Below are records; count the lines in them that hold "data" and give only the count.

━━━━

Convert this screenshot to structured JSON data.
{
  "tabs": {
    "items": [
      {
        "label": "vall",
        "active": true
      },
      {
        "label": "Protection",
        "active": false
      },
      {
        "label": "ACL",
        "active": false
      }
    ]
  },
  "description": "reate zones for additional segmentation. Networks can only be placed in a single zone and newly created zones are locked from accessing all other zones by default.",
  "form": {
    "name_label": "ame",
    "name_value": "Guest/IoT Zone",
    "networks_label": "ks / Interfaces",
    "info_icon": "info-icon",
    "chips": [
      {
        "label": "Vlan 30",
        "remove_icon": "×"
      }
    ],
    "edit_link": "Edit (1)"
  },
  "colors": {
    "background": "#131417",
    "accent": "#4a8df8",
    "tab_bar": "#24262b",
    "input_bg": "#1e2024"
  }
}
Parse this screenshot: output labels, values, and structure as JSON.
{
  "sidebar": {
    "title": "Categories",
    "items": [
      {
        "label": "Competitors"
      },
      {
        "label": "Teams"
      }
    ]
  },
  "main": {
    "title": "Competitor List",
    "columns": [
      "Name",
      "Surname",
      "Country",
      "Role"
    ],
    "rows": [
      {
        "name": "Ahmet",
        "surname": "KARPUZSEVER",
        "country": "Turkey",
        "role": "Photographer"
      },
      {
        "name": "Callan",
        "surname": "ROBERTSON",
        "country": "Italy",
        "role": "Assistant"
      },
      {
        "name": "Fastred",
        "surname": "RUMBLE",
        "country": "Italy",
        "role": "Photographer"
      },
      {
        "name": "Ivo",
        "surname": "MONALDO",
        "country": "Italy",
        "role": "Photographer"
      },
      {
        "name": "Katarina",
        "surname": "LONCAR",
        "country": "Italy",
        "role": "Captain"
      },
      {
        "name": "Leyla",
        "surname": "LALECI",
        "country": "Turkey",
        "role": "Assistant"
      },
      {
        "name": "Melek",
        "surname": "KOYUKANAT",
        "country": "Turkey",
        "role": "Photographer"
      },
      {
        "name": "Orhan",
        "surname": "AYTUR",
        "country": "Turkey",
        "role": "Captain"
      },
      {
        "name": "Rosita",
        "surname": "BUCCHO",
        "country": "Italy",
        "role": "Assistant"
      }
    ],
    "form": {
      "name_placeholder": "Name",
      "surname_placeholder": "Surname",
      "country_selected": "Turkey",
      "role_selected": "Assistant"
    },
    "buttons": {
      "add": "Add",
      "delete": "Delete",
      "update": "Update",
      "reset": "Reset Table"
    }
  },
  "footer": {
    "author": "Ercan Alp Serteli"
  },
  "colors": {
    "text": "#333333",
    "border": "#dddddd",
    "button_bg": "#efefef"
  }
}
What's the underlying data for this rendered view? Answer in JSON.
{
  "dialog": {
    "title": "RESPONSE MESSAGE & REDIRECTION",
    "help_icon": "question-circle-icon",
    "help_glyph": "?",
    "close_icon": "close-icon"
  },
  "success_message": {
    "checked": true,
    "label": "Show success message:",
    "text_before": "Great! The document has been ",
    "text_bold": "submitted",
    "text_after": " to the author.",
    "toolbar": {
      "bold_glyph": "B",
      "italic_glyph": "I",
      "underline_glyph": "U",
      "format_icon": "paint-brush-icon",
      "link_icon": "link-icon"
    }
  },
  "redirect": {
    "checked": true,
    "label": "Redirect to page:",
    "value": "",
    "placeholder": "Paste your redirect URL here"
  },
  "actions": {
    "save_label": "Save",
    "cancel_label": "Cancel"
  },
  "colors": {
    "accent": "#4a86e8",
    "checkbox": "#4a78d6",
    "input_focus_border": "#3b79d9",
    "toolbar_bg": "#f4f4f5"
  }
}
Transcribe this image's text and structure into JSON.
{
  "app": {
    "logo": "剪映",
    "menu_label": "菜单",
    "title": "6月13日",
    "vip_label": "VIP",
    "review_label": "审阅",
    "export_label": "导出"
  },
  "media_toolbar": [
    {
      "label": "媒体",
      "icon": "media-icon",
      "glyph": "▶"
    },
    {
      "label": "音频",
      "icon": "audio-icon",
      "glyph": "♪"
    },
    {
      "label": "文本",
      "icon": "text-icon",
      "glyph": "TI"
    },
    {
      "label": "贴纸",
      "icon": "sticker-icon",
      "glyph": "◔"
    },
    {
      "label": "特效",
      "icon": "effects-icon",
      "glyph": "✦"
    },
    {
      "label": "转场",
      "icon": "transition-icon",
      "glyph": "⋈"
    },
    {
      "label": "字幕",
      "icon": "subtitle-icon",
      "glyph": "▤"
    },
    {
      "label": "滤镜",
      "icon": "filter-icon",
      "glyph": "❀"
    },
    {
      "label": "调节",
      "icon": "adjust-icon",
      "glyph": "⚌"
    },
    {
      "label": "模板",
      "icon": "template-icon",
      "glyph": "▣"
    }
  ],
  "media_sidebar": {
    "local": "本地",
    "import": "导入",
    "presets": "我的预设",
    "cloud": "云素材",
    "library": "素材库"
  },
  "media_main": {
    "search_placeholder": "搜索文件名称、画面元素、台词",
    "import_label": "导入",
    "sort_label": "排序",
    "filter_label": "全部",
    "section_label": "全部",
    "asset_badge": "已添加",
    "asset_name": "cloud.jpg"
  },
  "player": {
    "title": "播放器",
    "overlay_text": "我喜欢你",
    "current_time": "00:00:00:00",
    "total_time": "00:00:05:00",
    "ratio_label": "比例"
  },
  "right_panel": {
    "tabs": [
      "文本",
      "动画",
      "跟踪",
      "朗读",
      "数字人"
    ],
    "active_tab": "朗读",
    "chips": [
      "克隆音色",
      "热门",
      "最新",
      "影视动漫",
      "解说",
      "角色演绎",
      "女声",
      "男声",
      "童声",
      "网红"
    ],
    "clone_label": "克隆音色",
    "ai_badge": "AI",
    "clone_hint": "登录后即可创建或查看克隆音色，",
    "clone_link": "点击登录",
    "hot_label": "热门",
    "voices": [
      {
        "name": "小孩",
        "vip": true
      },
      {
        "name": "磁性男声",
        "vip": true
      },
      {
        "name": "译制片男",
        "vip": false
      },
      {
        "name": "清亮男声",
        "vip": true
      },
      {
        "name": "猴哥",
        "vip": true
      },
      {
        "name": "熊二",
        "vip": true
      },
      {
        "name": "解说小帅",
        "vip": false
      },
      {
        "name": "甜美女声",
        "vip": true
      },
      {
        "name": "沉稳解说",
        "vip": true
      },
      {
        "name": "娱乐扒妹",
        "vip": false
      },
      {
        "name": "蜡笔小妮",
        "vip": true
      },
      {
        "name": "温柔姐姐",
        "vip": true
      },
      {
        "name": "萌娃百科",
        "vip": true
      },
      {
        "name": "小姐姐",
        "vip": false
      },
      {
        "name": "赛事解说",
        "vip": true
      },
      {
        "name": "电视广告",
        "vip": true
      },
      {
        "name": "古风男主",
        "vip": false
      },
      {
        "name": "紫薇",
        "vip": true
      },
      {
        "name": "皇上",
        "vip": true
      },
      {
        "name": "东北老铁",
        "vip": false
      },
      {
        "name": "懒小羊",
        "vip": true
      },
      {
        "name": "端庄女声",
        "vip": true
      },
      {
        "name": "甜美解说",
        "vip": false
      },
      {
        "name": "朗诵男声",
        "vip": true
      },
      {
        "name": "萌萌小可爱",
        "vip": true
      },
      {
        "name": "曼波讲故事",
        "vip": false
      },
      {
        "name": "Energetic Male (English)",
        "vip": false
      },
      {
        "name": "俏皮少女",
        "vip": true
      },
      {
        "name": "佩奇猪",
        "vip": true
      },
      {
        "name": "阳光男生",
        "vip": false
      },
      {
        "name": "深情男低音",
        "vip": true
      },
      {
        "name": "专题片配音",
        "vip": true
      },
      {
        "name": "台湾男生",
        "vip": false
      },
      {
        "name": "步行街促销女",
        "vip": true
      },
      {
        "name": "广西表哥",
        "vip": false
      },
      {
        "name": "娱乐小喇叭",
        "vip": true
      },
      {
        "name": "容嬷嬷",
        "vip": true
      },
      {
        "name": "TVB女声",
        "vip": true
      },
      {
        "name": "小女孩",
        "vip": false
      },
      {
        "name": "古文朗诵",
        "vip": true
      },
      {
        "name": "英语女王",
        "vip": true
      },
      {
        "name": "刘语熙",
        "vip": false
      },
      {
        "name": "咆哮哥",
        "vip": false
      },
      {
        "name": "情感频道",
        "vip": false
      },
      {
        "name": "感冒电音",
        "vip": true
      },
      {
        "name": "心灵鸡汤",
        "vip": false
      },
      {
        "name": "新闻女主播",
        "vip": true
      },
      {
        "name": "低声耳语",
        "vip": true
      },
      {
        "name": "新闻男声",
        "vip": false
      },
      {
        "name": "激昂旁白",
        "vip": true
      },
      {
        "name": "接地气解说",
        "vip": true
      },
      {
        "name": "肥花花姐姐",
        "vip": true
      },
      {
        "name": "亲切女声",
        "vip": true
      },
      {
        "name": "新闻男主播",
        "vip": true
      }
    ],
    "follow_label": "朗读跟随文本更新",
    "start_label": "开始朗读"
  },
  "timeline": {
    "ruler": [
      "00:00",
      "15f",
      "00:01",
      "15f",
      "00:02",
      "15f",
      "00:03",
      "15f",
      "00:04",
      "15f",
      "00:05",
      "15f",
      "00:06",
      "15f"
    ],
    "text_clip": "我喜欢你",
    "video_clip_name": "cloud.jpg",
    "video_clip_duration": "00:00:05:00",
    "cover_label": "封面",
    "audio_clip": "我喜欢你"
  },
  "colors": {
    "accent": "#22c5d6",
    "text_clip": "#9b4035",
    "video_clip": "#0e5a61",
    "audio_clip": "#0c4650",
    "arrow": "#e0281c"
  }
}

━━━━

__Reply to the task__: 2